> [Entries]
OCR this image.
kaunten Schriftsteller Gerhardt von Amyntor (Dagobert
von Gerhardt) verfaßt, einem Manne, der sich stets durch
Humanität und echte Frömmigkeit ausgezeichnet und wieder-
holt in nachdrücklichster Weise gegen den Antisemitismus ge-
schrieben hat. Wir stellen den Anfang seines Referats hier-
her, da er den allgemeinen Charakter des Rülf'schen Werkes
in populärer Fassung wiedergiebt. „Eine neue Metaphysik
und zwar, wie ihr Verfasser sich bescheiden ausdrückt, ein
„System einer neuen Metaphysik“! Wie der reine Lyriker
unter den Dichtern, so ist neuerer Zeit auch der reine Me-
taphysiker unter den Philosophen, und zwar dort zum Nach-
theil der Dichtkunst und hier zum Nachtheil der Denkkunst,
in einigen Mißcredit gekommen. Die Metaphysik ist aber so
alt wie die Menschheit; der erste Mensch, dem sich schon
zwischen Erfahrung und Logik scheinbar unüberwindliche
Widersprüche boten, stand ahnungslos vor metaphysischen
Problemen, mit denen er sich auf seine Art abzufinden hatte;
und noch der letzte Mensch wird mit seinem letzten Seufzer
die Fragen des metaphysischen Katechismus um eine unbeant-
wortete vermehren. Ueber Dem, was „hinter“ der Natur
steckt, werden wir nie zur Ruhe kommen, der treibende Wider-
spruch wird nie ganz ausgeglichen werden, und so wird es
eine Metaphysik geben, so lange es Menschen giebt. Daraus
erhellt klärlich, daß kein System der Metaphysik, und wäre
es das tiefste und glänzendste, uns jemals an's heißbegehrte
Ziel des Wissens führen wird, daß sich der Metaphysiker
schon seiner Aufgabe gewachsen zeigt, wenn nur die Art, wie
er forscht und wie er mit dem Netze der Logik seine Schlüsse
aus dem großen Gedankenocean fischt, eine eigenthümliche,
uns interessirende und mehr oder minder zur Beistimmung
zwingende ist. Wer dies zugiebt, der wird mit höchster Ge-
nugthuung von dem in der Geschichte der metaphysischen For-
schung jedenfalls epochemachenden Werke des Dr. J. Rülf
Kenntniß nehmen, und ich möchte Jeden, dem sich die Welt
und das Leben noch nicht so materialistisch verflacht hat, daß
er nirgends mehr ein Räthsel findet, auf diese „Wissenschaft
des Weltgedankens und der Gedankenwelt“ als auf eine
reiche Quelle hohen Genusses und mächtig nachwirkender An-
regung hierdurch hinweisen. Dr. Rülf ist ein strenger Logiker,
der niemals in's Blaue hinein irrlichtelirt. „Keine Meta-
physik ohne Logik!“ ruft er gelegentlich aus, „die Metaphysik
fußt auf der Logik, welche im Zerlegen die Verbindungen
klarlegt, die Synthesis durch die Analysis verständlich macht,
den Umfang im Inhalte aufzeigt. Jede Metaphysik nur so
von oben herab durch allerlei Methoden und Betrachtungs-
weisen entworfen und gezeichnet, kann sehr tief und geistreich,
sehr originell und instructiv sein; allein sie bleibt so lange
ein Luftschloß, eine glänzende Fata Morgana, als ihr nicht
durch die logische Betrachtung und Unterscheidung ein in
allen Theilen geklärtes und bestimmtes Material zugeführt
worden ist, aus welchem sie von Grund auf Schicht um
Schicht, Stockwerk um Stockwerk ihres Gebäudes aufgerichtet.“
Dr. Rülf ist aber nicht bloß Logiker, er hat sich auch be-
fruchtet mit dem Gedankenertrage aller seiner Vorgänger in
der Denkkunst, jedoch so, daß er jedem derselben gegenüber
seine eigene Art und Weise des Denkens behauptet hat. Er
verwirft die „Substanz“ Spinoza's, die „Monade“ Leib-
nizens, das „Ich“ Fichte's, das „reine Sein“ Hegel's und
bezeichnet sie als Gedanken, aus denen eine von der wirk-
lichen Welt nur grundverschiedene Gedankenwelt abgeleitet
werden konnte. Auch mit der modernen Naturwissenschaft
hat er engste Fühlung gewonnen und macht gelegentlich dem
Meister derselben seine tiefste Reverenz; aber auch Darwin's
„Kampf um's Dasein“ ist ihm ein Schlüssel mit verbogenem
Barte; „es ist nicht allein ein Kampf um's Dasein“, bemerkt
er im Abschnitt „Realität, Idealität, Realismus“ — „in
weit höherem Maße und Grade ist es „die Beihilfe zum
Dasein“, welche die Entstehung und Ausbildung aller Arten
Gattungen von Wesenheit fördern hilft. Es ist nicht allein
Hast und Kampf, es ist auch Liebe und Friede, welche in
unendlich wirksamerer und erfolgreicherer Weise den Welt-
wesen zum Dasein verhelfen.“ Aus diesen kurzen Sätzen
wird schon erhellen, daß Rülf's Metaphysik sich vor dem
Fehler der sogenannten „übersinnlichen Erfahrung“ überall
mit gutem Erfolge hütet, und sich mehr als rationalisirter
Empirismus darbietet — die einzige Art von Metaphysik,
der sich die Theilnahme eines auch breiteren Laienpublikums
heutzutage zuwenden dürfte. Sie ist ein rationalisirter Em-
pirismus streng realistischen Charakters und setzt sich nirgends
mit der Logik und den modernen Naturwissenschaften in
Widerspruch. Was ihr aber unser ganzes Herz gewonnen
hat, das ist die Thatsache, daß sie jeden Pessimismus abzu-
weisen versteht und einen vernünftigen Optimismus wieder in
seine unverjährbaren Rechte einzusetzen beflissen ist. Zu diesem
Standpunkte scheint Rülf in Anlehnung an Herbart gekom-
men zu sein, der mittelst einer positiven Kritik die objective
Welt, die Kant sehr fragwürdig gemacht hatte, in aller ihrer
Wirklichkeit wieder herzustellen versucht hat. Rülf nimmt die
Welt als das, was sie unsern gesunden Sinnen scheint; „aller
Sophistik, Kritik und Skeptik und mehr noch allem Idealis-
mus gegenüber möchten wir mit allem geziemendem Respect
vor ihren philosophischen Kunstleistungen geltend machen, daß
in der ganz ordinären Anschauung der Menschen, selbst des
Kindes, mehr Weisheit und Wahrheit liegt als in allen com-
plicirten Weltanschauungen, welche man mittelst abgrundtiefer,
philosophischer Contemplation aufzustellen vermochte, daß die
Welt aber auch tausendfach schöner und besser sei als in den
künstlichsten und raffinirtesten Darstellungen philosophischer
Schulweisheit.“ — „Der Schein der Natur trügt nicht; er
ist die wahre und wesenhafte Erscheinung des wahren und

> [Your task] Every line above should be retyped exactly as given.

> [The completed task]
OCR this image.
kaunten Schriftsteller Gerhardt von Amyntor (Dagobert
von Gerhardt) verfaßt, einem Manne, der sich stets durch
Humanität und echte Frömmigkeit ausgezeichnet und wieder-
holt in nachdrücklichster Weise gegen den Antisemitismus ge-
schrieben hat. Wir stellen den Anfang seines Referats hier-
her, da er den allgemeinen Charakter des Rülf'schen Werkes
in populärer Fassung wiedergiebt. „Eine neue Metaphysik
und zwar, wie ihr Verfasser sich bescheiden ausdrückt, ein
„System einer neuen Metaphysik“! Wie der reine Lyriker
unter den Dichtern, so ist neuerer Zeit auch der reine Me-
taphysiker unter den Philosophen, und zwar dort zum Nach-
theil der Dichtkunst und hier zum Nachtheil der Denkkunst,
in einigen Mißcredit gekommen. Die Metaphysik ist aber so
alt wie die Menschheit; der erste Mensch, dem sich schon
zwischen Erfahrung und Logik scheinbar unüberwindliche
Widersprüche boten, stand ahnungslos vor metaphysischen
Problemen, mit denen er sich auf seine Art abzufinden hatte;
und noch der letzte Mensch wird mit seinem letzten Seufzer
die Fragen des metaphysischen Katechismus um eine unbeant-
wortete vermehren. Ueber Dem, was „hinter“ der Natur
steckt, werden wir nie zur Ruhe kommen, der treibende Wider-
spruch wird nie ganz ausgeglichen werden, und so wird es
eine Metaphysik geben, so lange es Menschen giebt. Daraus
erhellt klärlich, daß kein System der Metaphysik, und wäre
es das tiefste und glänzendste, uns jemals an's heißbegehrte
Ziel des Wissens führen wird, daß sich der Metaphysiker
schon seiner Aufgabe gewachsen zeigt, wenn nur die Art, wie
er forscht und wie er mit dem Netze der Logik seine Schlüsse
aus dem großen Gedankenocean fischt, eine eigenthümliche,
uns interessirende und mehr oder minder zur Beistimmung
zwingende ist. Wer dies zugiebt, der wird mit höchster Ge-
nugthuung von dem in der Geschichte der metaphysischen For-
schung jedenfalls epochemachenden Werke des Dr. J. Rülf
Kenntniß nehmen, und ich möchte Jeden, dem sich die Welt
und das Leben noch nicht so materialistisch verflacht hat, daß
er nirgends mehr ein Räthsel findet, auf diese „Wissenschaft
des Weltgedankens und der Gedankenwelt“ als auf eine
reiche Quelle hohen Genusses und mächtig nachwirkender An-
regung hierdurch hinweisen. Dr. Rülf ist ein strenger Logiker,
der niemals in's Blaue hinein irrlichtelirt. „Keine Meta-
physik ohne Logik!“ ruft er gelegentlich aus, „die Metaphysik
fußt auf der Logik, welche im Zerlegen die Verbindungen
klarlegt, die Synthesis durch die Analysis verständlich macht,
den Umfang im Inhalte aufzeigt. Jede Metaphysik nur so
von oben herab durch allerlei Methoden und Betrachtungs-
weisen entworfen und gezeichnet, kann sehr tief und geistreich,
sehr originell und instructiv sein; allein sie bleibt so lange
ein Luftschloß, eine glänzende Fata Morgana, als ihr nicht
durch die logische Betrachtung und Unterscheidung ein in
allen Theilen geklärtes und bestimmtes Material zugeführt
worden ist, aus welchem sie von Grund auf Schicht um
Schicht, Stockwerk um Stockwerk ihres Gebäudes aufgerichtet.“
Dr. Rülf ist aber nicht bloß Logiker, er hat sich auch be-
fruchtet mit dem Gedankenertrage aller seiner Vorgänger in
der Denkkunst, jedoch so, daß er jedem derselben gegenüber
seine eigene Art und Weise des Denkens behauptet hat. Er
verwirft die „Substanz“ Spinoza's, die „Monade“ Leib-
nizens, das „Ich“ Fichte's, das „reine Sein“ Hegel's und
bezeichnet sie als Gedanken, aus denen eine von der wirk-
lichen Welt nur grundverschiedene Gedankenwelt abgeleitet
werden konnte. Auch mit der modernen Naturwissenschaft
hat er engste Fühlung gewonnen und macht gelegentlich dem
Meister derselben seine tiefste Reverenz; aber auch Darwin's
„Kampf um's Dasein“ ist ihm ein Schlüssel mit verbogenem
Barte; „es ist nicht allein ein Kampf um's Dasein“, bemerkt
er im Abschnitt „Realität, Idealität, Realismus“ — „in
weit höherem Maße und Grade ist es „die Beihilfe zum
Dasein“, welche die Entstehung und Ausbildung aller Arten
Gattungen von Wesenheit fördern hilft. Es ist nicht allein
Hast und Kampf, es ist auch Liebe und Friede, welche in
unendlich wirksamerer und erfolgreicherer Weise den Welt-
wesen zum Dasein verhelfen.“ Aus diesen kurzen Sätzen
wird schon erhellen, daß Rülf's Metaphysik sich vor dem
Fehler der sogenannten „übersinnlichen Erfahrung“ überall
mit gutem Erfolge hütet, und sich mehr als rationalisirter
Empirismus darbietet — die einzige Art von Metaphysik,
der sich die Theilnahme eines auch breiteren Laienpublikums
heutzutage zuwenden dürfte. Sie ist ein rationalisirter Em-
pirismus streng realistischen Charakters und setzt sich nirgends
mit der Logik und den modernen Naturwissenschaften in
Widerspruch. Was ihr aber unser ganzes Herz gewonnen
hat, das ist die Thatsache, daß sie jeden Pessimismus abzu-
weisen versteht und einen vernünftigen Optimismus wieder in
seine unverjährbaren Rechte einzusetzen beflissen ist. Zu diesem
Standpunkte scheint Rülf in Anlehnung an Herbart gekom-
men zu sein, der mittelst einer positiven Kritik die objective
Welt, die Kant sehr fragwürdig gemacht hatte, in aller ihrer
Wirklichkeit wieder herzustellen versucht hat. Rülf nimmt die
Welt als das, was sie unsern gesunden Sinnen scheint; „aller
Sophistik, Kritik und Skeptik und mehr noch allem Idealis-
mus gegenüber möchten wir mit allem geziemendem Respect
vor ihren philosophischen Kunstleistungen geltend machen, daß
in der ganz ordinären Anschauung der Menschen, selbst des
Kindes, mehr Weisheit und Wahrheit liegt als in allen com-
plicirten Weltanschauungen, welche man mittelst abgrundtiefer,
philosophischer Contemplation aufzustellen vermochte, daß die
Welt aber auch tausendfach schöner und besser sei als in den
künstlichsten und raffinirtesten Darstellungen philosophischer
Schulweisheit.“ — „Der Schein der Natur trügt nicht; er
ist die wahre und wesenhafte Erscheinung des wahren und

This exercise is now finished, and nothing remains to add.